__DIRECTION__
Return the lines below word for word, leaving out the pictures.

(Dataset excerpt)
------------------------------------------------

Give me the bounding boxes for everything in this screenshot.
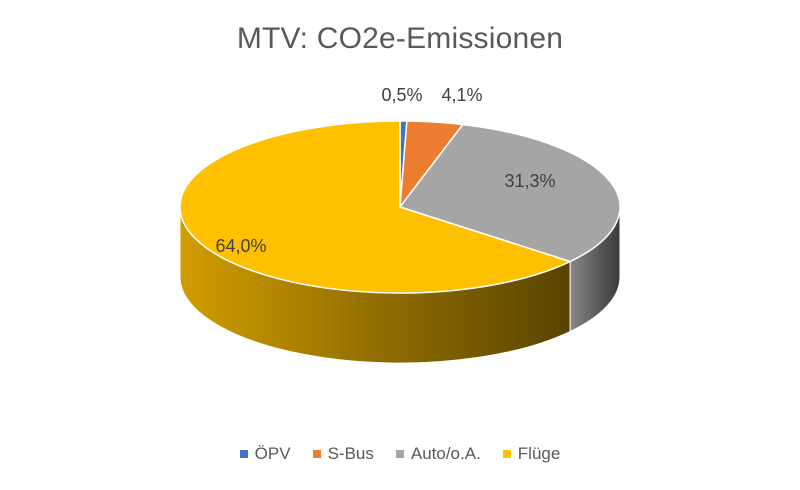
legend-label-0: ÖPV (254, 444, 291, 463)
pie-slice-3 (179, 120, 573, 294)
legend: ÖPV S-Bus Auto/o.A. Flüge (0, 444, 800, 464)
legend-swatch-3 (502, 450, 511, 458)
legend-item-1: S-Bus (312, 444, 374, 464)
data-label-3: 64,0% (215, 236, 266, 256)
legend-label-2: Auto/o.A. (410, 444, 481, 463)
data-label-1: 4,1% (441, 85, 482, 105)
data-labels: 0,5% 4,1% 31,3% 64,0% (215, 85, 555, 256)
legend-item-0: ÖPV (239, 444, 291, 464)
legend-swatch-0 (239, 450, 248, 458)
chart-title: MTV: CO2e-Emissionen (236, 22, 564, 55)
pie-slice-2 (398, 123, 621, 263)
data-label-0: 0,5% (381, 85, 422, 105)
legend-swatch-1 (312, 450, 321, 458)
legend-swatch-2 (395, 450, 404, 458)
legend-label-1: S-Bus (327, 444, 374, 463)
legend-item-3: Flüge (502, 444, 561, 464)
legend-label-3: Flüge (517, 444, 561, 463)
legend-item-2: Auto/o.A. (395, 444, 481, 464)
data-label-2: 31,3% (504, 171, 555, 191)
pie-top-faces (179, 120, 621, 294)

------------------------------------------------

__RESPONSE TO THIS EXERCISE__
Give me the bounding boxes for everything in this screenshot.
legend-label-0: ÖPV (254, 444, 291, 463)
pie-slice-3 (179, 120, 573, 294)
legend: ÖPV S-Bus Auto/o.A. Flüge (0, 444, 800, 464)
legend-swatch-3 (502, 450, 511, 458)
legend-item-1: S-Bus (312, 444, 374, 464)
data-label-3: 64,0% (215, 236, 266, 256)
legend-label-2: Auto/o.A. (410, 444, 481, 463)
data-label-1: 4,1% (441, 85, 482, 105)
data-labels: 0,5% 4,1% 31,3% 64,0% (215, 85, 555, 256)
legend-item-0: ÖPV (239, 444, 291, 464)
legend-swatch-0 (239, 450, 248, 458)
chart-title: MTV: CO2e-Emissionen (236, 22, 564, 55)
pie-slice-2 (398, 123, 621, 263)
data-label-0: 0,5% (381, 85, 422, 105)
legend-swatch-1 (312, 450, 321, 458)
legend-swatch-2 (395, 450, 404, 458)
legend-label-1: S-Bus (327, 444, 374, 463)
legend-item-3: Flüge (502, 444, 561, 464)
legend-label-3: Flüge (517, 444, 561, 463)
legend-item-2: Auto/o.A. (395, 444, 481, 464)
data-label-2: 31,3% (504, 171, 555, 191)
pie-top-faces (179, 120, 621, 294)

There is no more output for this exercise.